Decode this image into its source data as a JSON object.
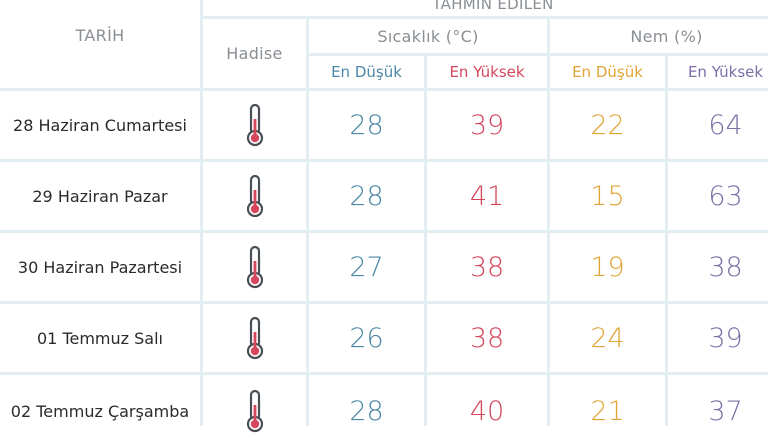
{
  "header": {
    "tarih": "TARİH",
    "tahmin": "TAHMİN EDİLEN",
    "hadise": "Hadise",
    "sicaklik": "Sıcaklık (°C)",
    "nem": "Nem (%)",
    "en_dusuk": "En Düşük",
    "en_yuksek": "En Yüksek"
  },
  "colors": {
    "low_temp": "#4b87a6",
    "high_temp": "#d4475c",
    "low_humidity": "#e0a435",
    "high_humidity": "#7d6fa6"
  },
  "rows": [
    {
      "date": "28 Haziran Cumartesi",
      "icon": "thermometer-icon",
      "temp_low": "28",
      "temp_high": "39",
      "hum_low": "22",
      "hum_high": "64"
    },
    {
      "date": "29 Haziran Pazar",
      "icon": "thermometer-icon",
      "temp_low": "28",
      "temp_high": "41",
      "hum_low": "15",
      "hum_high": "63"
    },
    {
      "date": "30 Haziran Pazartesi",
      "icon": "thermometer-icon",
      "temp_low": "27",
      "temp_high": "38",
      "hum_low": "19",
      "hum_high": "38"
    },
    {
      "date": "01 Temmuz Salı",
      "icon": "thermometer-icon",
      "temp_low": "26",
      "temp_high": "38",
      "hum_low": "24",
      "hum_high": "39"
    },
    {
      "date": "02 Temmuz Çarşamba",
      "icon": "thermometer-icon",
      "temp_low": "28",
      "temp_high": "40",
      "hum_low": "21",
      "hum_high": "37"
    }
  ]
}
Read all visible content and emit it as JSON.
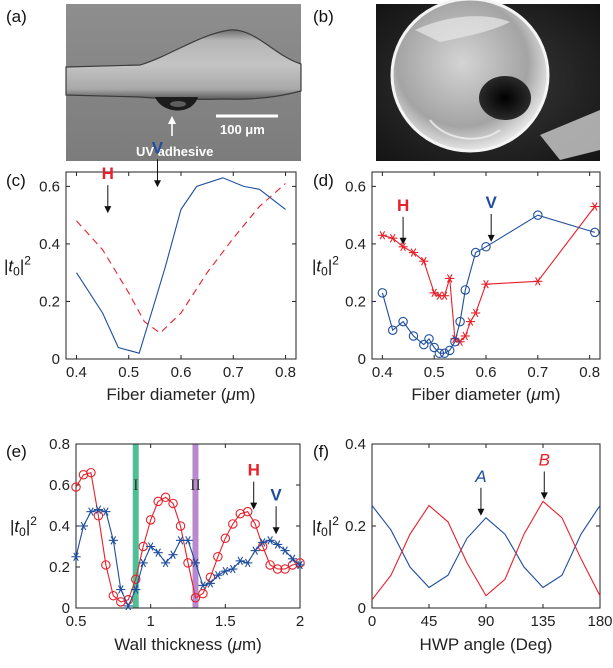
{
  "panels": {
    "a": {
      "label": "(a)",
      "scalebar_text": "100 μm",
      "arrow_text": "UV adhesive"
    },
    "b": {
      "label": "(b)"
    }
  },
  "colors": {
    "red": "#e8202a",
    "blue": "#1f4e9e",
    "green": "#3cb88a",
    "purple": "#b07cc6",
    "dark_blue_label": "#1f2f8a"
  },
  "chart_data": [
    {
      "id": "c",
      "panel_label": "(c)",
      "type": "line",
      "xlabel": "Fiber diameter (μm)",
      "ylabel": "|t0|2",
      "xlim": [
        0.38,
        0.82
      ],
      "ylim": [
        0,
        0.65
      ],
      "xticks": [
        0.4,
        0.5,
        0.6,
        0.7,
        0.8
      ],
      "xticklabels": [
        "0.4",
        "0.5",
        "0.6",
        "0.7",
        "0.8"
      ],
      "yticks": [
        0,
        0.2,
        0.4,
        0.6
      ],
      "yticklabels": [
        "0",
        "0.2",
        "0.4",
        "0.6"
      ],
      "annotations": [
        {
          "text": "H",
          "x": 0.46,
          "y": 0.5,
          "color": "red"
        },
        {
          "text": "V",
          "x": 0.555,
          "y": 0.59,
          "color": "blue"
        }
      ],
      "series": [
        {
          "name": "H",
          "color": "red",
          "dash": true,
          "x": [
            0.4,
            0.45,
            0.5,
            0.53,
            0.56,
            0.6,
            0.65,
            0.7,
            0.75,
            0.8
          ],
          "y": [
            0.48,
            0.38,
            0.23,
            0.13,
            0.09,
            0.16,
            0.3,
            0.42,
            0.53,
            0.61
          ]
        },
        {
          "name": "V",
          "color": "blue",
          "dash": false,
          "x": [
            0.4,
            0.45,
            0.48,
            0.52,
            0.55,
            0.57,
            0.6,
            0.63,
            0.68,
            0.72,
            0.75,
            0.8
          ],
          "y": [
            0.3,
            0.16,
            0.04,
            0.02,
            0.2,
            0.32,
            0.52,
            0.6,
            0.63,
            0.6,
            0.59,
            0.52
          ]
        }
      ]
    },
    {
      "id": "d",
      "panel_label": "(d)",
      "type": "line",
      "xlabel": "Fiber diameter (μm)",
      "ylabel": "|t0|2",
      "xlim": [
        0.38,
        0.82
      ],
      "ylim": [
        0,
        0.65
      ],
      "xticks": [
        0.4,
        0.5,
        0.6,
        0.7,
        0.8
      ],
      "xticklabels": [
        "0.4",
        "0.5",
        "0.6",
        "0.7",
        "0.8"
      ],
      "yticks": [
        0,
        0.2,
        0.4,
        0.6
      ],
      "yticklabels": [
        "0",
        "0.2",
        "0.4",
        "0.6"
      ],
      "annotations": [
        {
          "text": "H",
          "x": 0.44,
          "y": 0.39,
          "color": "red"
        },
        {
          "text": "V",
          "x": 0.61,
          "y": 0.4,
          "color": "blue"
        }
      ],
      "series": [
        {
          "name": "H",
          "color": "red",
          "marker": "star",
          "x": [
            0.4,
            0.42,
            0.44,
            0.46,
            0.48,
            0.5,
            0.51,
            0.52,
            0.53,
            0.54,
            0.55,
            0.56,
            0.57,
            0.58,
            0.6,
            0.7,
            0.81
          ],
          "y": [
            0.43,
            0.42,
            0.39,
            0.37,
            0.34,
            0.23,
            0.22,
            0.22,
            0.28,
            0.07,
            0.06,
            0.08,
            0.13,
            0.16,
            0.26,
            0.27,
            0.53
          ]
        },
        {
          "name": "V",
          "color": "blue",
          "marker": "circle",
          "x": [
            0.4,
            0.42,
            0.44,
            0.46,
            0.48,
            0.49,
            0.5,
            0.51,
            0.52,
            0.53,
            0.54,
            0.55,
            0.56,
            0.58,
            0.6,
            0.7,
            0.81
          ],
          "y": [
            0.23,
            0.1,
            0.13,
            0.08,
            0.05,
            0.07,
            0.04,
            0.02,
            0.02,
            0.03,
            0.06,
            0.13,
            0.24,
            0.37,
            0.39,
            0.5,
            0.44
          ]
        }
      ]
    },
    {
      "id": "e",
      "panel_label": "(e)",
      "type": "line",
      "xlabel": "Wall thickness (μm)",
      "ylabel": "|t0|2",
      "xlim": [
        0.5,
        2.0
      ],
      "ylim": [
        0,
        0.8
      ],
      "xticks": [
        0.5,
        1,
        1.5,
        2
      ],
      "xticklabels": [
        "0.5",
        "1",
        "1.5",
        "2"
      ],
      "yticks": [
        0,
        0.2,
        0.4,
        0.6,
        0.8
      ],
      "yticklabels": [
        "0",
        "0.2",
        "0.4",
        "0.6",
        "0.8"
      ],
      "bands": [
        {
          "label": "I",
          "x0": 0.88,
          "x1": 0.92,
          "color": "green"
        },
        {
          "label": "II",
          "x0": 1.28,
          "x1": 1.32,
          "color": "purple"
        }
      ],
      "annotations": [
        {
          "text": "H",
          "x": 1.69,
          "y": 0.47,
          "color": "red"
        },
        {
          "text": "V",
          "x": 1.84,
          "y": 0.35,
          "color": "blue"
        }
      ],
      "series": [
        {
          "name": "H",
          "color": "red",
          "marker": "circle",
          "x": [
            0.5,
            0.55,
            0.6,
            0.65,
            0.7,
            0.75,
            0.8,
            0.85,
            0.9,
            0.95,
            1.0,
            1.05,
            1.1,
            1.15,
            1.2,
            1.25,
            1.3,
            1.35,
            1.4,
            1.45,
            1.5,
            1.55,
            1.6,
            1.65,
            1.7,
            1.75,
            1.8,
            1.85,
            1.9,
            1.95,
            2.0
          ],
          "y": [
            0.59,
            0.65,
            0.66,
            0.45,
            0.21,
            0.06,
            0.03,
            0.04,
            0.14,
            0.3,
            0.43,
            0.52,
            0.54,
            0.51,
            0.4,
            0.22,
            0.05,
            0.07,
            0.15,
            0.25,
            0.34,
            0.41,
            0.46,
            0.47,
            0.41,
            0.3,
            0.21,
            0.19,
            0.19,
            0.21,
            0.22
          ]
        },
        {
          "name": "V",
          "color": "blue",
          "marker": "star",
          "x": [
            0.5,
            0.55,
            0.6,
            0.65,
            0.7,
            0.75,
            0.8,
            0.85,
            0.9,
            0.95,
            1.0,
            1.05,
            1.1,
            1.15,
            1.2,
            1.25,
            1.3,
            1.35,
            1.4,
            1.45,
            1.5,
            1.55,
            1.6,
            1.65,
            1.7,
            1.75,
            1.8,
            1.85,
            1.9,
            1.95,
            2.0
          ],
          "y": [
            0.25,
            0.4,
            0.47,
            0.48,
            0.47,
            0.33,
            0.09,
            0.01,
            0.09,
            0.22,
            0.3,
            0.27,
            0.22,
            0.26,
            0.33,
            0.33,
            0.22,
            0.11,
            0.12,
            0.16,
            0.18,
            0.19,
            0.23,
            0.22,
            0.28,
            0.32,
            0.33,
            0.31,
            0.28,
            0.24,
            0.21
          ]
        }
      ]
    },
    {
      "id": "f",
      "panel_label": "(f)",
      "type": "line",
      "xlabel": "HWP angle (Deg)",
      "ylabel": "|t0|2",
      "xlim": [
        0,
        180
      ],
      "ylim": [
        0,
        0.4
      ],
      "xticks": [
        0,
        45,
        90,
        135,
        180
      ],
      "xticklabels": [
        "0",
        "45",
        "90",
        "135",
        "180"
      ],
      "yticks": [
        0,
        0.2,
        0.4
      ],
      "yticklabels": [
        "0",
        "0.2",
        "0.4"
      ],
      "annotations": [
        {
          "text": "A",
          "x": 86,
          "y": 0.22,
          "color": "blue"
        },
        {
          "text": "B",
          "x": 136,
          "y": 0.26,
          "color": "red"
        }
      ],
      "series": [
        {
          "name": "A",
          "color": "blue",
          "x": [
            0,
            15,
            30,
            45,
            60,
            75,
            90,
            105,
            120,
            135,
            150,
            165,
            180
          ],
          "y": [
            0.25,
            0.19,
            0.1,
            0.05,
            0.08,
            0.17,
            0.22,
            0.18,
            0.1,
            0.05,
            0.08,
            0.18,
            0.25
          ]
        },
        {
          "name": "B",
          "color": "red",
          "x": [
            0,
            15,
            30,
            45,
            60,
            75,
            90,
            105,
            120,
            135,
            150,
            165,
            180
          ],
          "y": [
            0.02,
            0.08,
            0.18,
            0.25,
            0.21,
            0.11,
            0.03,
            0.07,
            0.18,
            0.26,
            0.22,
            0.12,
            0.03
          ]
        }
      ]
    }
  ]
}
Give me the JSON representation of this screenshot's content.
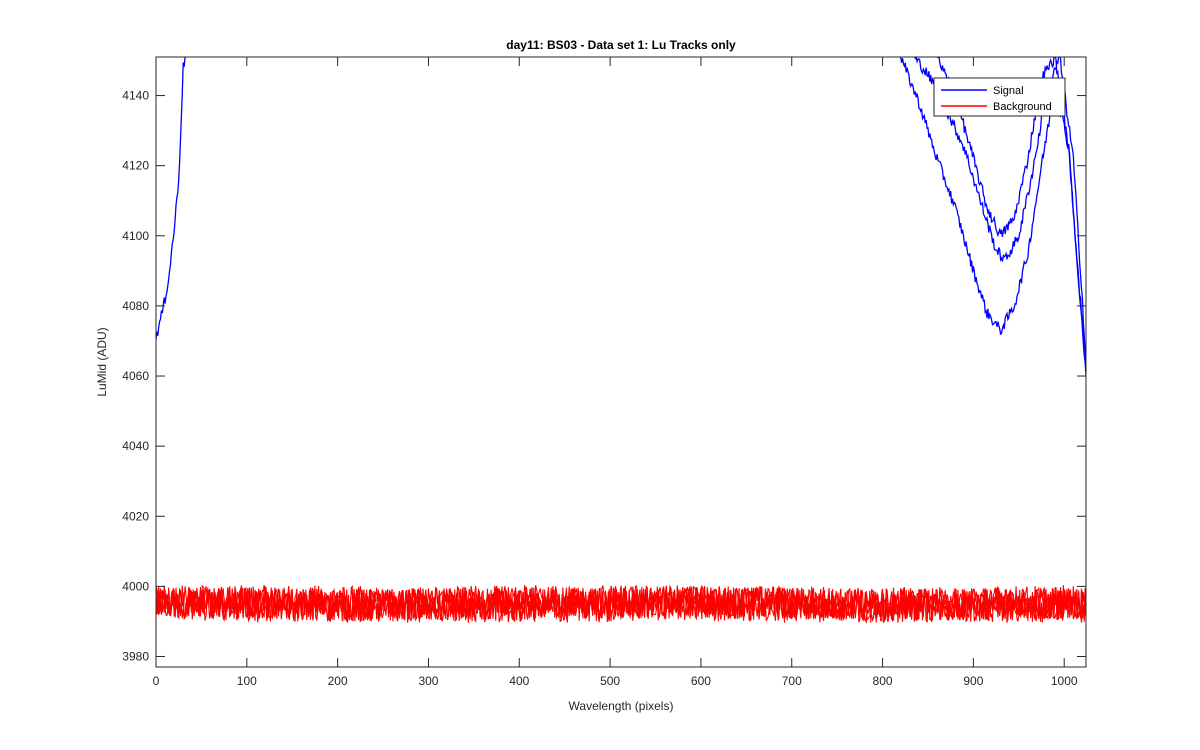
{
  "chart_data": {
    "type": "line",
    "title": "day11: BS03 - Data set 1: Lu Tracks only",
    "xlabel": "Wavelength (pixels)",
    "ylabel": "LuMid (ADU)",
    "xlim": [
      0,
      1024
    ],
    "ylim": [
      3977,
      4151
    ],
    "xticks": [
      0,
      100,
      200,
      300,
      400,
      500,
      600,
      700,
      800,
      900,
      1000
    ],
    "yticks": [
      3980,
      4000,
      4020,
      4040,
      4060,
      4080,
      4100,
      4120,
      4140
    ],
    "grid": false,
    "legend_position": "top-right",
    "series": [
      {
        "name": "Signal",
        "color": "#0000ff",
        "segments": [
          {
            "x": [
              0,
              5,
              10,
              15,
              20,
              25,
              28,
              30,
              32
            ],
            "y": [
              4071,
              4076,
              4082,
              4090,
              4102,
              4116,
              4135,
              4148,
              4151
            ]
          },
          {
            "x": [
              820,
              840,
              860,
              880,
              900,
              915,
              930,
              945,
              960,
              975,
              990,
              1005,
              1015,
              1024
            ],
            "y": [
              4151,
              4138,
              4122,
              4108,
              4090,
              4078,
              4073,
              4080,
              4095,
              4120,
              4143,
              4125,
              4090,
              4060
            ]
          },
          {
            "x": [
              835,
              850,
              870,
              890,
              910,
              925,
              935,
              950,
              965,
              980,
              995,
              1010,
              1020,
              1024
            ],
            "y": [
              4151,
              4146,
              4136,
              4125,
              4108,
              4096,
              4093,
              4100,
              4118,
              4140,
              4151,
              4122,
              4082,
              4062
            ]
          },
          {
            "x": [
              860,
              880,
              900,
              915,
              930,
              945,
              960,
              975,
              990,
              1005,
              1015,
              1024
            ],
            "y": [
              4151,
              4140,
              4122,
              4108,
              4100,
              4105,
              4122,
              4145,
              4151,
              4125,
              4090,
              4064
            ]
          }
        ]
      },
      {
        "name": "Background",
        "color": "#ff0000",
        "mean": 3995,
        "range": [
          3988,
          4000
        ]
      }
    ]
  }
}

···

Copy every line that includes the string "Temmuz" from the material above.

      "date": "01 Temmuz Salı",
      "date": "02 Temmuz Çarşamba",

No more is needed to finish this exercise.